**YOUR GOAL**. Write out the data again exactly, skipping every picture.

>> begin

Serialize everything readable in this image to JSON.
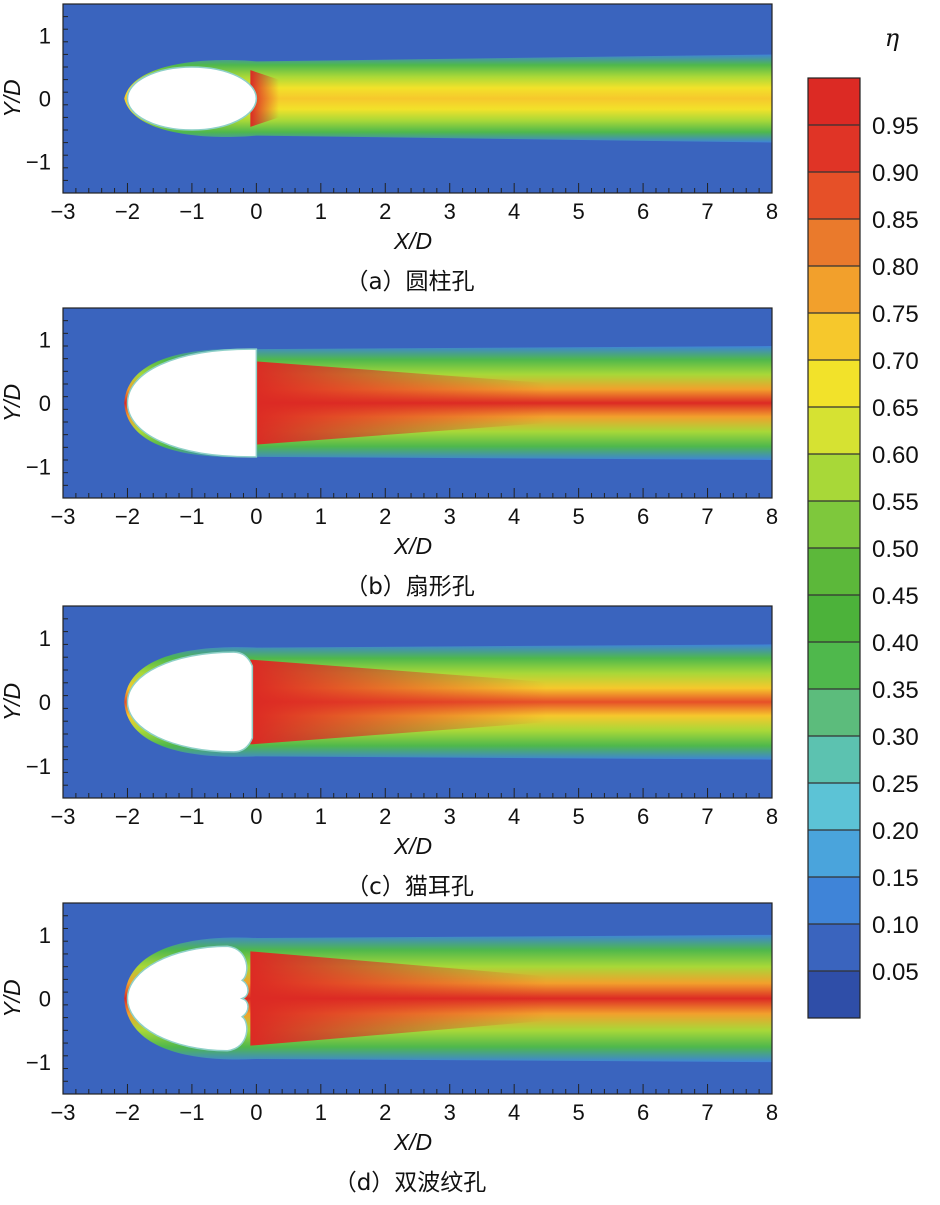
{
  "chart_data": {
    "type": "heatmap",
    "colorbar": {
      "title": "η",
      "ticks": [
        "0.95",
        "0.90",
        "0.85",
        "0.80",
        "0.75",
        "0.70",
        "0.65",
        "0.60",
        "0.55",
        "0.50",
        "0.45",
        "0.40",
        "0.35",
        "0.30",
        "0.25",
        "0.20",
        "0.15",
        "0.10",
        "0.05"
      ],
      "range": [
        0.0,
        1.0
      ],
      "colors": [
        "#2f4ea8",
        "#3a64be",
        "#3f84d8",
        "#4aa4dc",
        "#5cc3d6",
        "#5cc2b0",
        "#5cbc7c",
        "#4fb84c",
        "#4cb23a",
        "#5cb83a",
        "#7ec83c",
        "#a8d838",
        "#d6e232",
        "#f2e22a",
        "#f6c82c",
        "#f2a02c",
        "#ea7a2c",
        "#e65028",
        "#e03426",
        "#dc2a24"
      ]
    },
    "panels": [
      {
        "caption": "（a）圆柱孔",
        "xlabel": "X/D",
        "ylabel": "Y/D",
        "xlim": [
          -3,
          8
        ],
        "ylim": [
          -1.5,
          1.5
        ],
        "xticks": [
          "−3",
          "−2",
          "−1",
          "0",
          "1",
          "2",
          "3",
          "4",
          "5",
          "6",
          "7",
          "8"
        ],
        "yticks": [
          "1",
          "0",
          "−1"
        ],
        "hole_shape": "ellipse",
        "peak_eta": 0.72,
        "near_hole_eta": 0.95,
        "jet_halfwidth": [
          0.62,
          0.7
        ],
        "background_eta": 0.08
      },
      {
        "caption": "（b）扇形孔",
        "xlabel": "X/D",
        "ylabel": "Y/D",
        "xlim": [
          -3,
          8
        ],
        "ylim": [
          -1.5,
          1.5
        ],
        "xticks": [
          "−3",
          "−2",
          "−1",
          "0",
          "1",
          "2",
          "3",
          "4",
          "5",
          "6",
          "7",
          "8"
        ],
        "yticks": [
          "1",
          "0",
          "−1"
        ],
        "hole_shape": "fan",
        "peak_eta": 0.95,
        "near_hole_eta": 0.97,
        "jet_halfwidth": [
          0.85,
          0.9
        ],
        "background_eta": 0.08
      },
      {
        "caption": "（c）猫耳孔",
        "xlabel": "X/D",
        "ylabel": "Y/D",
        "xlim": [
          -3,
          8
        ],
        "ylim": [
          -1.5,
          1.5
        ],
        "xticks": [
          "−3",
          "−2",
          "−1",
          "0",
          "1",
          "2",
          "3",
          "4",
          "5",
          "6",
          "7",
          "8"
        ],
        "yticks": [
          "1",
          "0",
          "−1"
        ],
        "hole_shape": "cat-ear",
        "peak_eta": 0.85,
        "near_hole_eta": 0.97,
        "jet_halfwidth": [
          0.85,
          0.9
        ],
        "background_eta": 0.08
      },
      {
        "caption": "（d）双波纹孔",
        "xlabel": "X/D",
        "ylabel": "Y/D",
        "xlim": [
          -3,
          8
        ],
        "ylim": [
          -1.5,
          1.5
        ],
        "xticks": [
          "−3",
          "−2",
          "−1",
          "0",
          "1",
          "2",
          "3",
          "4",
          "5",
          "6",
          "7",
          "8"
        ],
        "yticks": [
          "1",
          "0",
          "−1"
        ],
        "hole_shape": "double-wave",
        "peak_eta": 0.95,
        "near_hole_eta": 0.97,
        "jet_halfwidth": [
          0.95,
          1.0
        ],
        "background_eta": 0.08
      }
    ]
  }
}
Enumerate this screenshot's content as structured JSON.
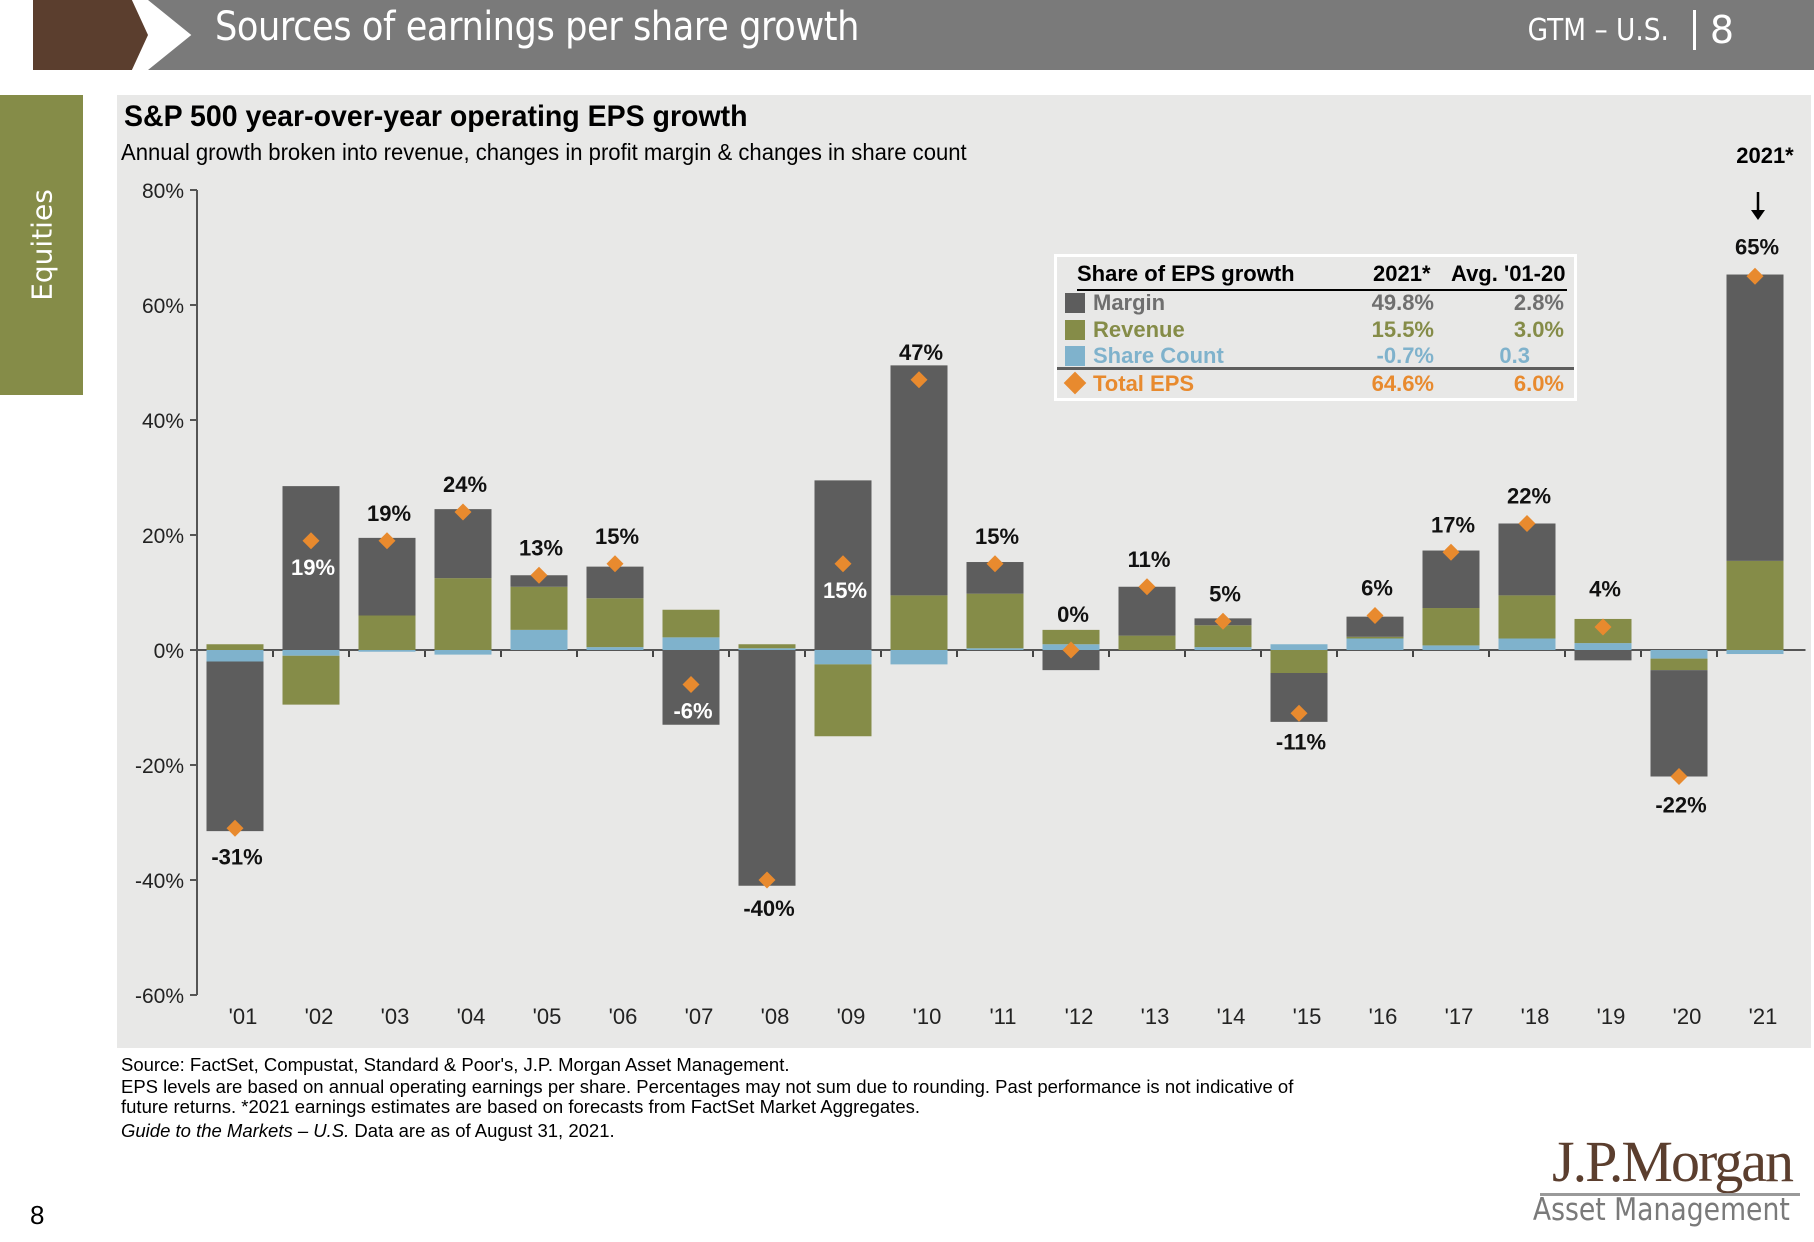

>> end

**FULL RESPONSE**.
Serialize everything readable in this image to JSON.
{
  "chart_data": {
    "type": "heatmap",
    "colorbar": {
      "title": "η",
      "ticks": [
        "0.95",
        "0.90",
        "0.85",
        "0.80",
        "0.75",
        "0.70",
        "0.65",
        "0.60",
        "0.55",
        "0.50",
        "0.45",
        "0.40",
        "0.35",
        "0.30",
        "0.25",
        "0.20",
        "0.15",
        "0.10",
        "0.05"
      ],
      "range": [
        0.0,
        1.0
      ],
      "colors": [
        "#2f4ea8",
        "#3a64be",
        "#3f84d8",
        "#4aa4dc",
        "#5cc3d6",
        "#5cc2b0",
        "#5cbc7c",
        "#4fb84c",
        "#4cb23a",
        "#5cb83a",
        "#7ec83c",
        "#a8d838",
        "#d6e232",
        "#f2e22a",
        "#f6c82c",
        "#f2a02c",
        "#ea7a2c",
        "#e65028",
        "#e03426",
        "#dc2a24"
      ]
    },
    "panels": [
      {
        "caption": "（a）圆柱孔",
        "xlabel": "X/D",
        "ylabel": "Y/D",
        "xlim": [
          -3,
          8
        ],
        "ylim": [
          -1.5,
          1.5
        ],
        "xticks": [
          "−3",
          "−2",
          "−1",
          "0",
          "1",
          "2",
          "3",
          "4",
          "5",
          "6",
          "7",
          "8"
        ],
        "yticks": [
          "1",
          "0",
          "−1"
        ],
        "hole_shape": "ellipse",
        "peak_eta": 0.72,
        "near_hole_eta": 0.95,
        "jet_halfwidth": [
          0.62,
          0.7
        ],
        "background_eta": 0.08
      },
      {
        "caption": "（b）扇形孔",
        "xlabel": "X/D",
        "ylabel": "Y/D",
        "xlim": [
          -3,
          8
        ],
        "ylim": [
          -1.5,
          1.5
        ],
        "xticks": [
          "−3",
          "−2",
          "−1",
          "0",
          "1",
          "2",
          "3",
          "4",
          "5",
          "6",
          "7",
          "8"
        ],
        "yticks": [
          "1",
          "0",
          "−1"
        ],
        "hole_shape": "fan",
        "peak_eta": 0.95,
        "near_hole_eta": 0.97,
        "jet_halfwidth": [
          0.85,
          0.9
        ],
        "background_eta": 0.08
      },
      {
        "caption": "（c）猫耳孔",
        "xlabel": "X/D",
        "ylabel": "Y/D",
        "xlim": [
          -3,
          8
        ],
        "ylim": [
          -1.5,
          1.5
        ],
        "xticks": [
          "−3",
          "−2",
          "−1",
          "0",
          "1",
          "2",
          "3",
          "4",
          "5",
          "6",
          "7",
          "8"
        ],
        "yticks": [
          "1",
          "0",
          "−1"
        ],
        "hole_shape": "cat-ear",
        "peak_eta": 0.85,
        "near_hole_eta": 0.97,
        "jet_halfwidth": [
          0.85,
          0.9
        ],
        "background_eta": 0.08
      },
      {
        "caption": "（d）双波纹孔",
        "xlabel": "X/D",
        "ylabel": "Y/D",
        "xlim": [
          -3,
          8
        ],
        "ylim": [
          -1.5,
          1.5
        ],
        "xticks": [
          "−3",
          "−2",
          "−1",
          "0",
          "1",
          "2",
          "3",
          "4",
          "5",
          "6",
          "7",
          "8"
        ],
        "yticks": [
          "1",
          "0",
          "−1"
        ],
        "hole_shape": "double-wave",
        "peak_eta": 0.95,
        "near_hole_eta": 0.97,
        "jet_halfwidth": [
          0.95,
          1.0
        ],
        "background_eta": 0.08
      }
    ]
  }
}
Enumerate this screenshot's content as structured JSON.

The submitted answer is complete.